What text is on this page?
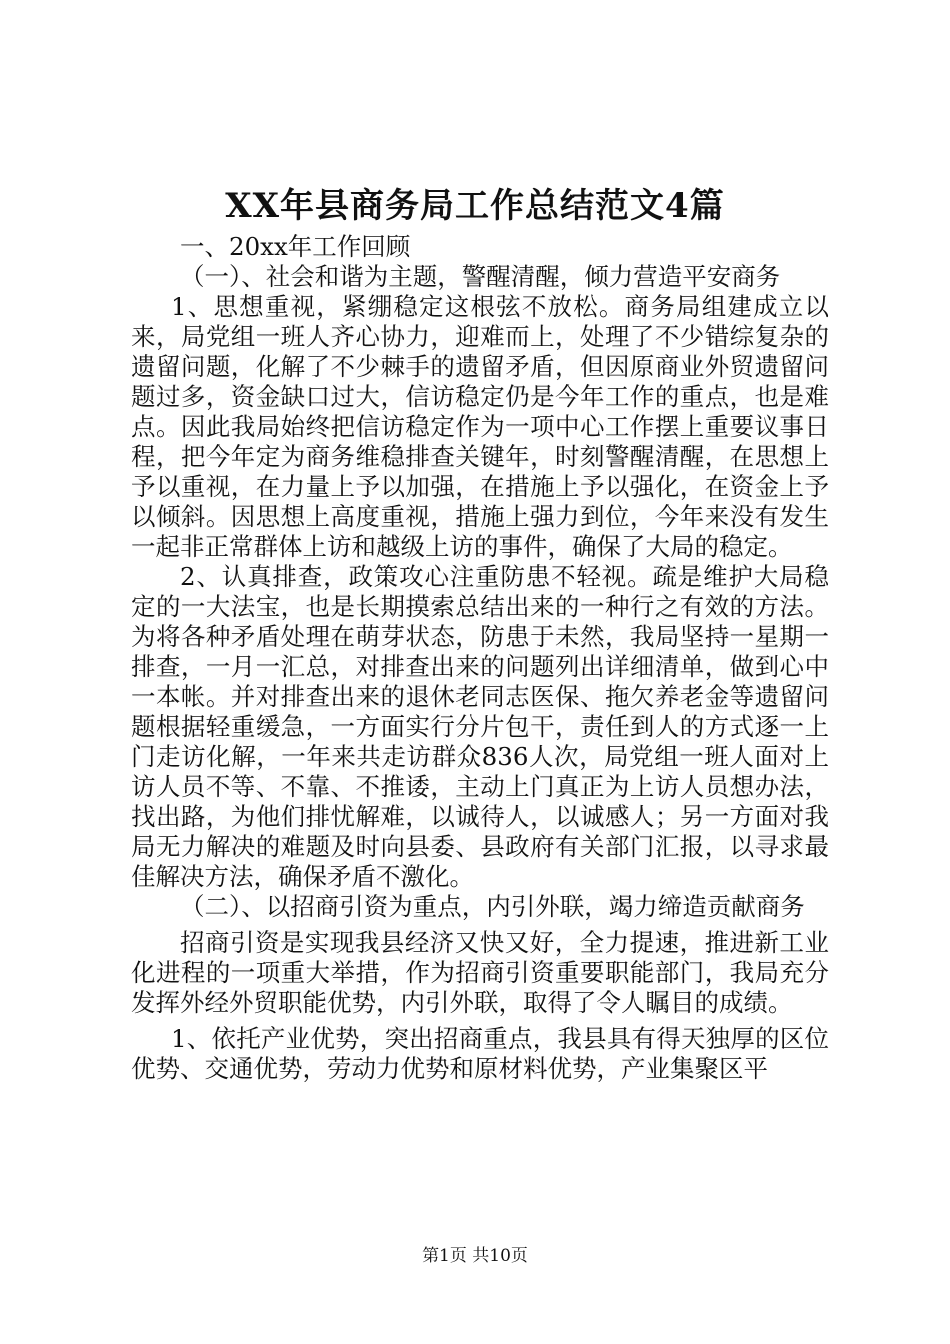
XX年县商务局工作总结范文4篇

一、20xx年工作回顾

（一）、社会和谐为主题，警醒清醒，倾力营造平安商务

1、思想重视，紧绷稳定这根弦不放松。商务局组建成立以来，局党组一班人齐心协力，迎难而上，处理了不少错综复杂的遗留问题，化解了不少棘手的遗留矛盾，但因原商业外贸遗留问题过多，资金缺口过大，信访稳定仍是今年工作的重点，也是难点。因此我局始终把信访稳定作为一项中心工作摆上重要议事日程，把今年定为商务维稳排查关键年，时刻警醒清醒，在思想上予以重视，在力量上予以加强，在措施上予以强化，在资金上予以倾斜。因思想上高度重视，措施上强力到位，今年来没有发生一起非正常群体上访和越级上访的事件，确保了大局的稳定。

2、认真排查，政策攻心注重防患不轻视。疏是维护大局稳定的一大法宝，也是长期摸索总结出来的一种行之有效的方法。为将各种矛盾处理在萌芽状态，防患于未然，我局坚持一星期一排查，一月一汇总，对排查出来的问题列出详细清单，做到心中一本帐。并对排查出来的退休老同志医保、拖欠养老金等遗留问题根据轻重缓急，一方面实行分片包干，责任到人的方式逐一上门走访化解，一年来共走访群众836人次，局党组一班人面对上访人员不等、不靠、不推诿，主动上门真正为上访人员想办法，找出路，为他们排忧解难，以诚待人，以诚感人；另一方面对我局无力解决的难题及时向县委、县政府有关部门汇报，以寻求最佳解决方法，确保矛盾不激化。

（二）、以招商引资为重点，内引外联，竭力缔造贡献商务

招商引资是实现我县经济又快又好，全力提速，推进新工业化进程的一项重大举措，作为招商引资重要职能部门，我局充分发挥外经外贸职能优势，内引外联，取得了令人瞩目的成绩。

1、依托产业优势，突出招商重点，我县具有得天独厚的区位优势、交通优势，劳动力优势和原材料优势，产业集聚区平

第1页 共10页
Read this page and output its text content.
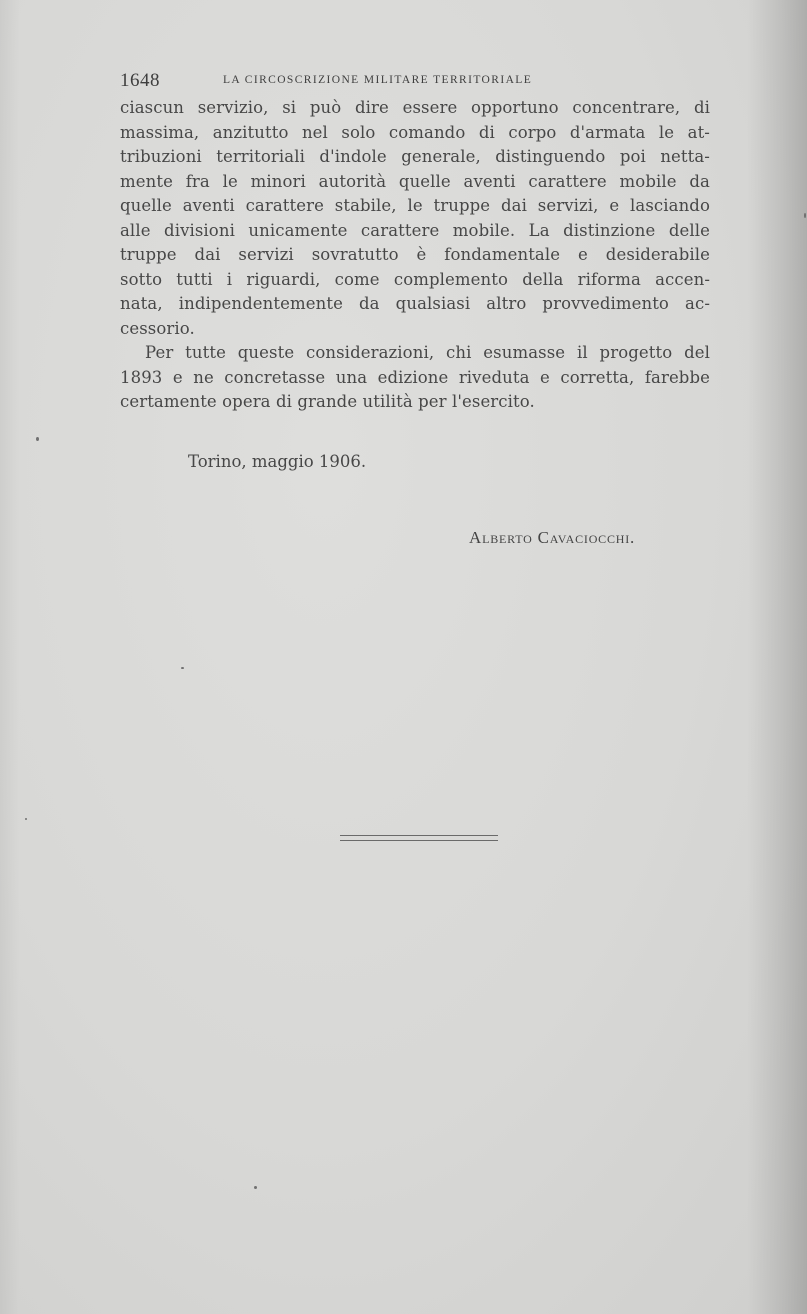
1648	LA CIRCOSCRIZIONE MILITARE TERRITORIALE
ciascun servizio, si può dire essere opportuno concentrare, di
massima, anzitutto nel solo comando di corpo d'armata le at-
tribuzioni territoriali d'indole generale, distinguendo poi netta-
mente fra le minori autorità quelle aventi carattere mobile da
quelle aventi carattere stabile, le truppe dai servizi, e lasciando
alle divisioni unicamente carattere mobile. La distinzione delle
truppe dai servizi sovratutto è fondamentale e desiderabile
sotto tutti i riguardi, come complemento della riforma accen-
nata, indipendentemente da qualsiasi altro provvedimento ac-
cessorio.
Per tutte queste considerazioni, chi esumasse il progetto del
1893 e ne concretasse una edizione riveduta e corretta, farebbe
certamente opera di grande utilità per l'esercito.
Torino, maggio 1906.
Alberto Cavaciocchi.
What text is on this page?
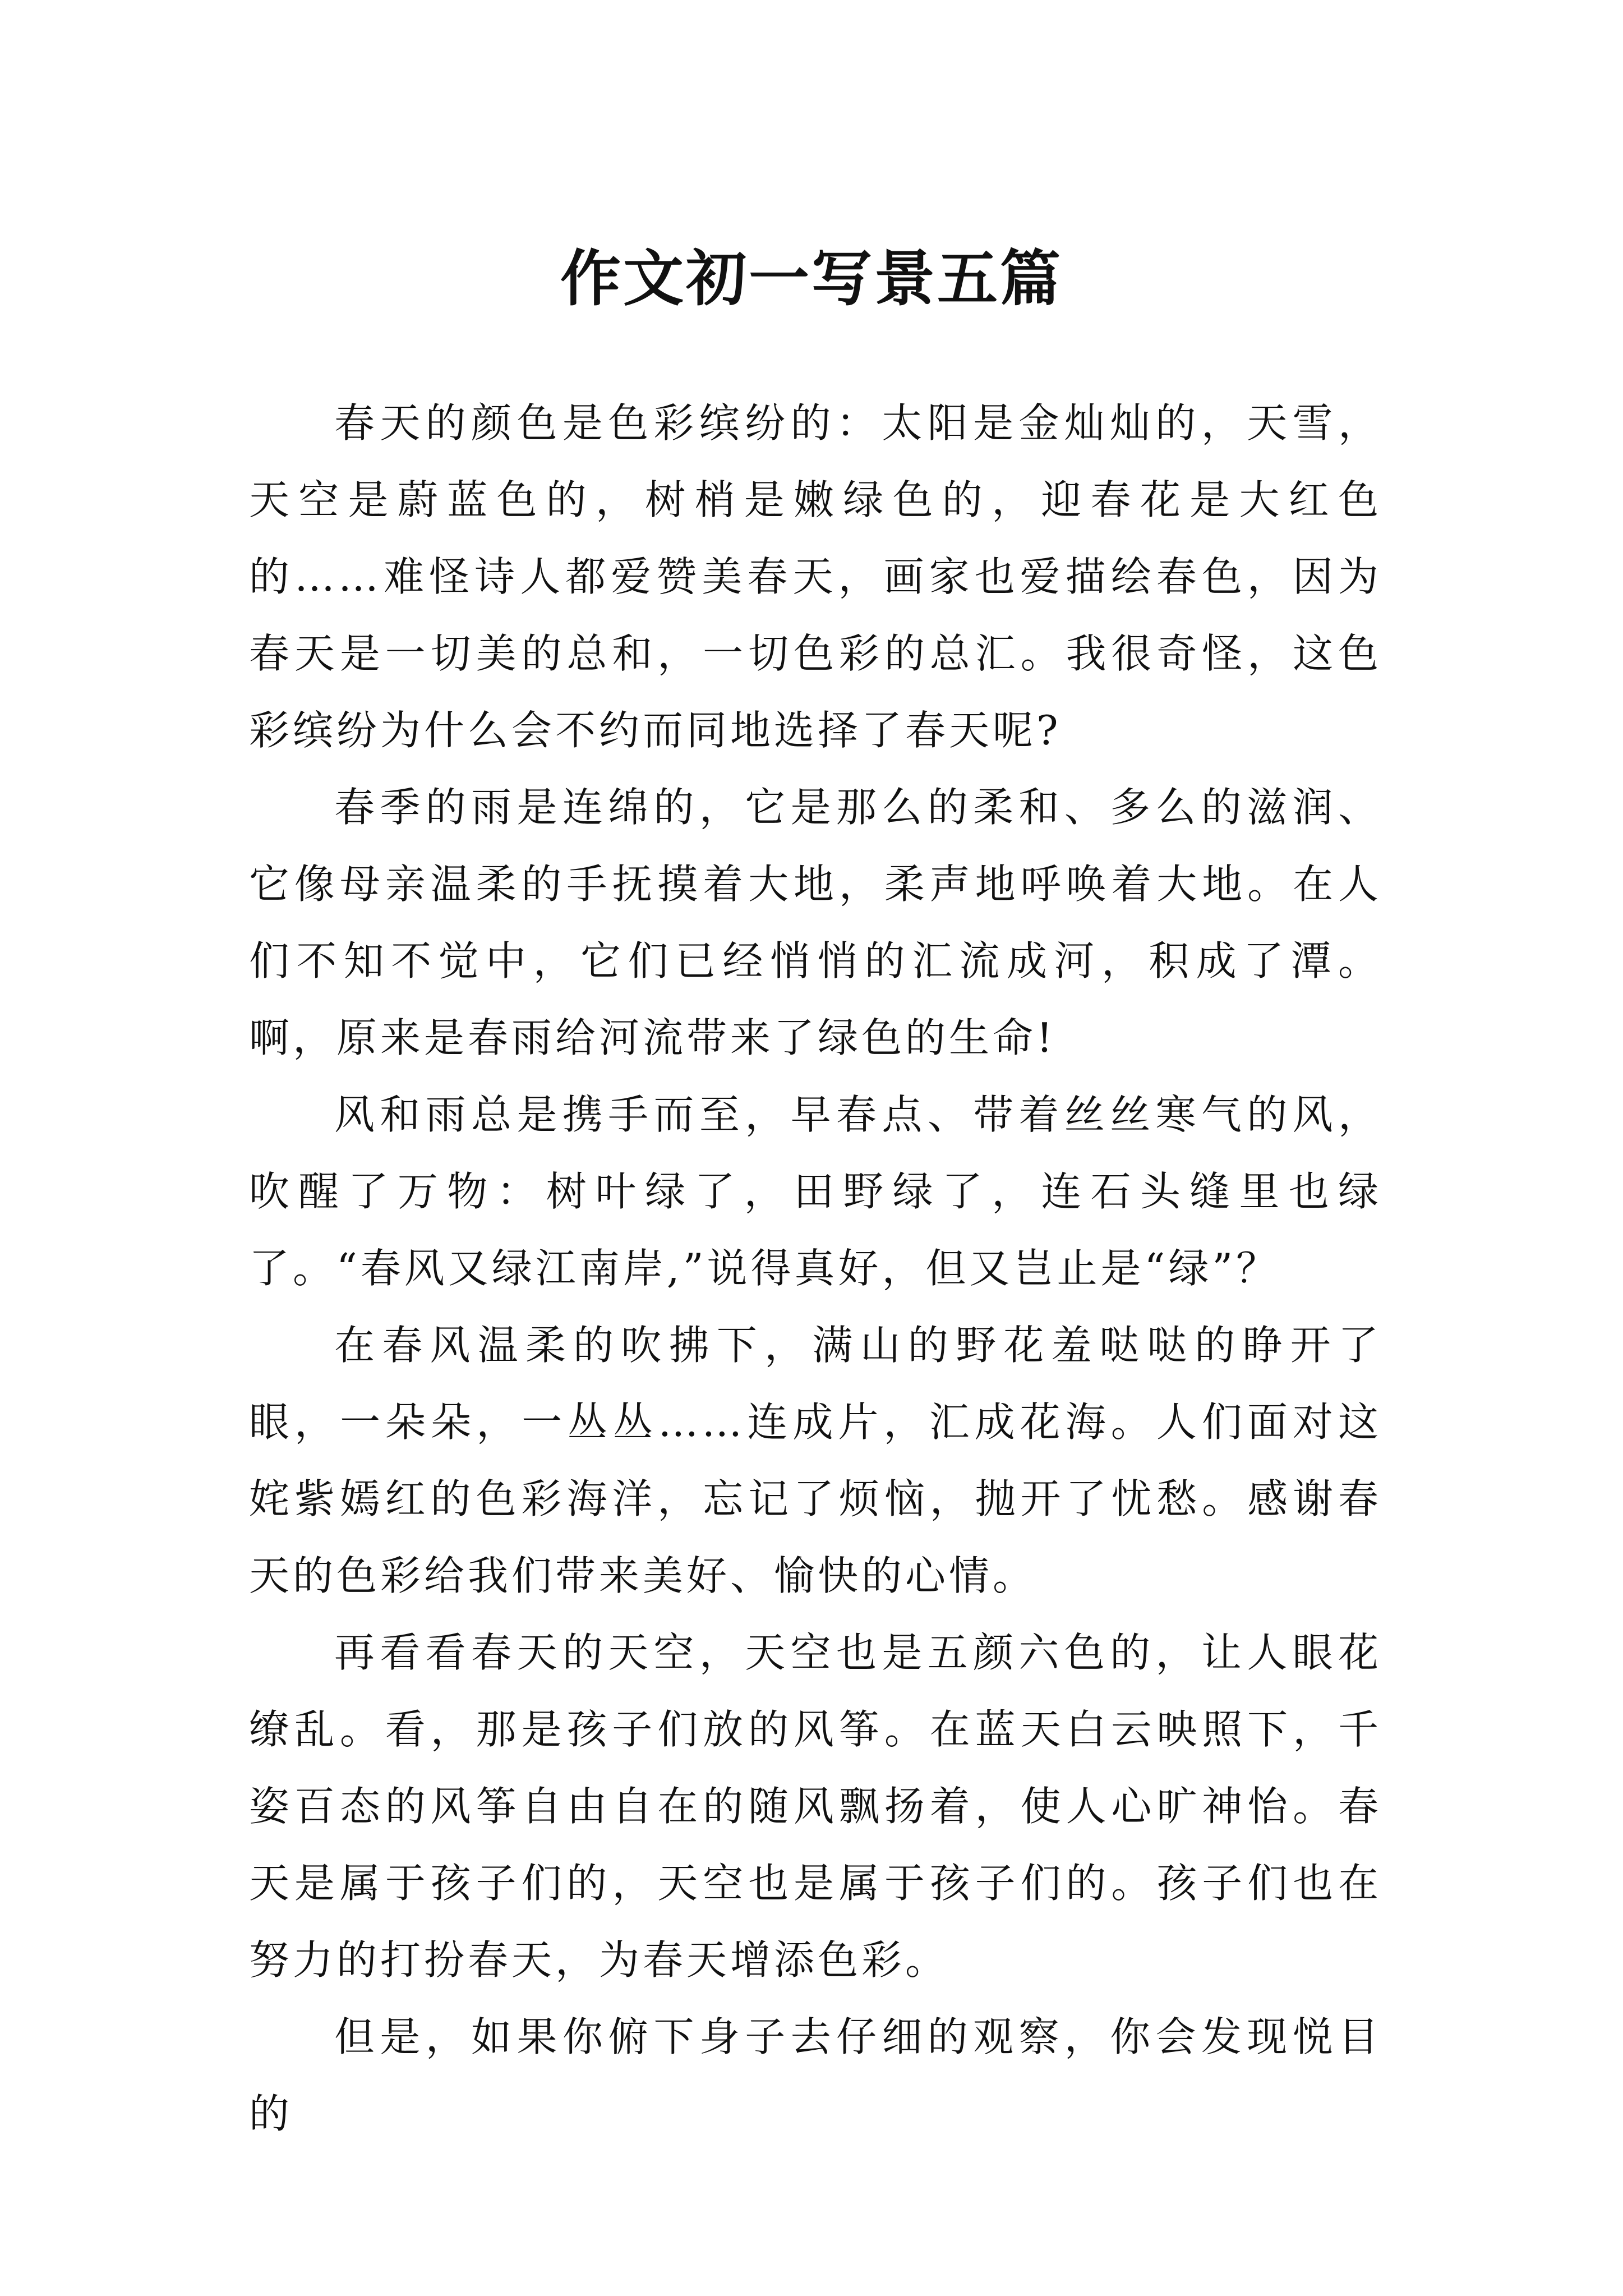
作文初一写景五篇

春天的颜色是色彩缤纷的：太阳是金灿灿的，天雪，天空是蔚蓝色的，树梢是嫩绿色的，迎春花是大红色的……难怪诗人都爱赞美春天，画家也爱描绘春色，因为春天是一切美的总和，一切色彩的总汇。我很奇怪，这色彩缤纷为什么会不约而同地选择了春天呢?

春季的雨是连绵的，它是那么的柔和、多么的滋润、它像母亲温柔的手抚摸着大地，柔声地呼唤着大地。在人们不知不觉中，它们已经悄悄的汇流成河，积成了潭。啊，原来是春雨给河流带来了绿色的生命!

风和雨总是携手而至，早春点、带着丝丝寒气的风，吹醒了万物：树叶绿了，田野绿了，连石头缝里也绿了。“春风又绿江南岸,”说得真好，但又岂止是“绿”？

在春风温柔的吹拂下，满山的野花羞哒哒的睁开了眼，一朵朵，一丛丛……连成片，汇成花海。人们面对这姹紫嫣红的色彩海洋，忘记了烦恼，抛开了忧愁。感谢春天的色彩给我们带来美好、愉快的心情。

再看看春天的天空，天空也是五颜六色的，让人眼花缭乱。看，那是孩子们放的风筝。在蓝天白云映照下，千姿百态的风筝自由自在的随风飘扬着，使人心旷神怡。春天是属于孩子们的，天空也是属于孩子们的。孩子们也在努力的打扮春天，为春天增添色彩。

但是，如果你俯下身子去仔细的观察，你会发现悦目的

◆ Problem statement ◆
Take every line from the data that contains the word "aventi".

◆ Completed task ◆
mente fra le minori autorità quelle aventi carattere mobile da
quelle aventi carattere stabile, le truppe dai servizi, e lasciando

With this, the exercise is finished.